- EXERCISE TASK -
Copy the lines of the material word for word, starting at the line containing "y-tick-label: 20 [27,96,39,108]" and ending with the line containing "panel-tag: (e) [470,305,483,317]", both included.

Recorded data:
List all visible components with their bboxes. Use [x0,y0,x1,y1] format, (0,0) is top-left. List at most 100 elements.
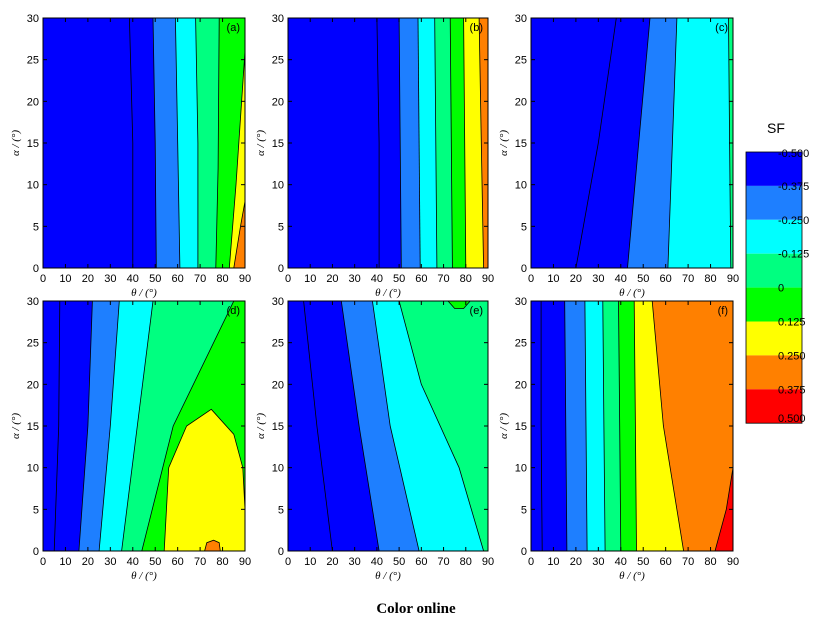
y-tick-label: 20 [27,96,39,108]
y-tick-label: 25 [272,338,284,350]
y-tick-label: 20 [515,379,527,391]
y-tick-label: 10 [272,180,284,192]
y-tick-label: 15 [515,421,527,433]
contour-line [449,18,453,268]
x-tick-label: 50 [393,273,405,285]
contour-line [398,18,402,268]
panel-tag: (e) [470,305,483,317]
x-axis-label: θ / (°) [375,287,401,299]
y-tick-label: 25 [272,55,284,67]
x-tick-label: 10 [59,273,71,285]
panel-tag: (d) [227,305,240,317]
y-axis-label: α / (°) [498,413,510,439]
contour-line [714,467,733,551]
x-tick-label: 60 [660,556,672,568]
y-tick-label: 20 [272,379,284,391]
x-tick-label: 70 [682,273,694,285]
colorbar-label: 0.250 [778,350,806,362]
x-tick-label: 10 [547,556,559,568]
contour-region [204,540,221,551]
y-tick-label: 15 [272,138,284,150]
colorbar-label: 0.375 [778,384,806,396]
x-tick-label: 40 [615,273,627,285]
x-axis-label: θ / (°) [131,570,157,582]
x-tick-label: 90 [727,556,739,568]
contour-line [667,18,678,268]
y-tick-label: 0 [521,546,527,558]
y-tick-label: 15 [27,421,39,433]
contour-line [376,18,380,268]
y-tick-label: 10 [272,463,284,475]
contour-line [129,18,134,268]
colorbar-label: -0.125 [778,249,809,261]
contour-line [78,301,93,551]
y-tick-label: 10 [515,180,527,192]
contour-line [540,301,543,551]
x-tick-label: 90 [727,273,739,285]
y-tick-label: 15 [27,138,39,150]
x-tick-label: 80 [704,556,716,568]
x-tick-label: 80 [460,556,472,568]
y-tick-label: 25 [27,338,39,350]
x-tick-label: 0 [528,556,534,568]
x-tick-label: 30 [349,556,361,568]
contour-line [152,18,157,268]
panel-a: 0 10 20 30 40 50 60 70 80 90 0 5 10 15 20 25 30 θ / (°) α … [10,13,251,299]
x-tick-label: 40 [371,273,383,285]
panel-f: 0 10 20 30 40 50 60 70 80 90 0 5 10 15 20 25 30 θ / (°) α … [498,296,739,582]
y-tick-label: 20 [515,96,527,108]
x-tick-label: 60 [172,556,184,568]
x-tick-label: 40 [127,273,139,285]
panel-tag: (f) [718,305,728,317]
x-tick-label: 60 [415,556,427,568]
contour-line [228,51,245,268]
y-axis-label: α / (°) [10,130,22,156]
contour-region [479,18,488,268]
colorbar-swatch [746,253,802,288]
panel-tag: (c) [715,22,728,34]
contour-region [715,467,733,551]
contour-line [564,301,568,551]
y-tick-label: 5 [278,221,284,233]
y-tick-label: 15 [515,138,527,150]
y-tick-label: 0 [278,263,284,275]
y-tick-label: 5 [278,504,284,516]
panel-tag: (a) [227,22,240,34]
contour-line [633,301,637,551]
contour-line [463,18,467,268]
x-tick-label: 80 [704,273,716,285]
x-tick-label: 90 [482,273,494,285]
contour-line [434,18,438,268]
colorbar-swatch [746,185,802,220]
x-tick-label: 20 [326,273,338,285]
x-tick-label: 90 [239,556,251,568]
panel-tag: (b) [470,22,483,34]
contour-line [340,301,380,551]
y-tick-label: 20 [27,379,39,391]
contour-line [215,18,220,268]
contour-line [417,18,421,268]
colorbar-swatch [746,355,802,390]
panel-e: 0 10 20 30 40 50 60 70 80 90 0 5 10 15 20 25 30 θ / (°) α … [255,296,494,582]
x-tick-label: 30 [592,273,604,285]
x-tick-label: 60 [415,273,427,285]
x-tick-label: 50 [393,556,405,568]
x-tick-label: 0 [40,273,46,285]
x-tick-label: 90 [482,556,494,568]
y-tick-label: 25 [27,55,39,67]
colorbar-swatch [746,219,802,254]
colorbar-label: -0.250 [778,215,809,227]
x-tick-label: 70 [437,556,449,568]
panel-c: 0 10 20 30 40 50 60 70 80 90 0 5 10 15 20 25 30 θ / (°) α … [498,13,739,299]
contour-line [651,301,684,551]
y-axis-label: α / (°) [10,413,22,439]
contour-line [233,201,245,268]
x-axis-label: θ / (°) [619,287,645,299]
contour-line [602,301,606,551]
colorbar-label: 0.500 [778,413,806,425]
x-tick-label: 50 [637,273,649,285]
y-tick-label: 0 [33,546,39,558]
x-tick-label: 50 [149,273,161,285]
y-axis-label: α / (°) [498,130,510,156]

- RESPONSE TO THE TASK -
y-tick-label: 20 [27,96,39,108]
y-tick-label: 25 [272,338,284,350]
y-tick-label: 20 [515,379,527,391]
y-tick-label: 10 [272,180,284,192]
y-tick-label: 15 [515,421,527,433]
contour-line [449,18,453,268]
x-tick-label: 50 [393,273,405,285]
contour-line [398,18,402,268]
panel-tag: (e) [470,305,483,317]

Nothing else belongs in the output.